(What is needed) Please repeat all of the listing exactly.

[START Data for this exercise]

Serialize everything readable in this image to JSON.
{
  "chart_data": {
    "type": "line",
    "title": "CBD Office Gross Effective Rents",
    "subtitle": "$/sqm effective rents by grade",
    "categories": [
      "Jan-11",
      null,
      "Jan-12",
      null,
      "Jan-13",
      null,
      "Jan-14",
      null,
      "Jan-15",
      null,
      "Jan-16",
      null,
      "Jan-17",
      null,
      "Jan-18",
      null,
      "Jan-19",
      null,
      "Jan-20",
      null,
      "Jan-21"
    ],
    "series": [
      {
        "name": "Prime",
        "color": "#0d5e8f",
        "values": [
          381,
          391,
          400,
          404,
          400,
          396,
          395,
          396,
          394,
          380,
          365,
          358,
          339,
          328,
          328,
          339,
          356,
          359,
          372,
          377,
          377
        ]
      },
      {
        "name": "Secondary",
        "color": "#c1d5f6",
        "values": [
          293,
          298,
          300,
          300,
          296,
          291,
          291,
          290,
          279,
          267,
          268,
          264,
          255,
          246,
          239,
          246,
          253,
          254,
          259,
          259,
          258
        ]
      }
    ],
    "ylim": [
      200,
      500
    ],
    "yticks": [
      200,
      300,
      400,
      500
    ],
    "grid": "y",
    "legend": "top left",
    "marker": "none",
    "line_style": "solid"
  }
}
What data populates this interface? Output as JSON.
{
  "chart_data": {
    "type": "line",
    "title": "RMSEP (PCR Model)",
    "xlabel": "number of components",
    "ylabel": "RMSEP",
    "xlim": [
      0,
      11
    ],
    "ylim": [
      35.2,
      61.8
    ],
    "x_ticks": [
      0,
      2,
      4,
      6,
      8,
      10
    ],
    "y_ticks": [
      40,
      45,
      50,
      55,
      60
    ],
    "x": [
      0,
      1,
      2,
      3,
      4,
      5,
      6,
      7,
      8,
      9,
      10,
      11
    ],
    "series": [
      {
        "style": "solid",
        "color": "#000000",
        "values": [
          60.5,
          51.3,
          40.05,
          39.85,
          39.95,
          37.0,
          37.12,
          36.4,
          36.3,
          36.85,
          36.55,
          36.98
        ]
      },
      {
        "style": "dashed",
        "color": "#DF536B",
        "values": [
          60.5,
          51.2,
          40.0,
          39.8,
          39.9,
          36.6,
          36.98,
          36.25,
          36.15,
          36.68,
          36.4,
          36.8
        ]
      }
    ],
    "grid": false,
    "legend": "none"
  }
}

[END Data for this exercise]

(Written answer)
Serialize everything readable in this image to JSON.
{
  "chart_data": {
    "type": "line",
    "title": "CBD Office Gross Effective Rents",
    "subtitle": "$/sqm effective rents by grade",
    "categories": [
      "Jan-11",
      null,
      "Jan-12",
      null,
      "Jan-13",
      null,
      "Jan-14",
      null,
      "Jan-15",
      null,
      "Jan-16",
      null,
      "Jan-17",
      null,
      "Jan-18",
      null,
      "Jan-19",
      null,
      "Jan-20",
      null,
      "Jan-21"
    ],
    "series": [
      {
        "name": "Prime",
        "color": "#0d5e8f",
        "values": [
          381,
          391,
          400,
          404,
          400,
          396,
          395,
          396,
          394,
          380,
          365,
          358,
          339,
          328,
          328,
          339,
          356,
          359,
          372,
          377,
          377
        ]
      },
      {
        "name": "Secondary",
        "color": "#c1d5f6",
        "values": [
          293,
          298,
          300,
          300,
          296,
          291,
          291,
          290,
          279,
          267,
          268,
          264,
          255,
          246,
          239,
          246,
          253,
          254,
          259,
          259,
          258
        ]
      }
    ],
    "ylim": [
      200,
      500
    ],
    "yticks": [
      200,
      300,
      400,
      500
    ],
    "grid": "y",
    "legend": "top left",
    "marker": "none",
    "line_style": "solid"
  }
}
What data populates this interface? Output as JSON.
{
  "chart_data": {
    "type": "line",
    "title": "RMSEP (PCR Model)",
    "xlabel": "number of components",
    "ylabel": "RMSEP",
    "xlim": [
      0,
      11
    ],
    "ylim": [
      35.2,
      61.8
    ],
    "x_ticks": [
      0,
      2,
      4,
      6,
      8,
      10
    ],
    "y_ticks": [
      40,
      45,
      50,
      55,
      60
    ],
    "x": [
      0,
      1,
      2,
      3,
      4,
      5,
      6,
      7,
      8,
      9,
      10,
      11
    ],
    "series": [
      {
        "style": "solid",
        "color": "#000000",
        "values": [
          60.5,
          51.3,
          40.05,
          39.85,
          39.95,
          37.0,
          37.12,
          36.4,
          36.3,
          36.85,
          36.55,
          36.98
        ]
      },
      {
        "style": "dashed",
        "color": "#DF536B",
        "values": [
          60.5,
          51.2,
          40.0,
          39.8,
          39.9,
          36.6,
          36.98,
          36.25,
          36.15,
          36.68,
          36.4,
          36.8
        ]
      }
    ],
    "grid": false,
    "legend": "none"
  }
}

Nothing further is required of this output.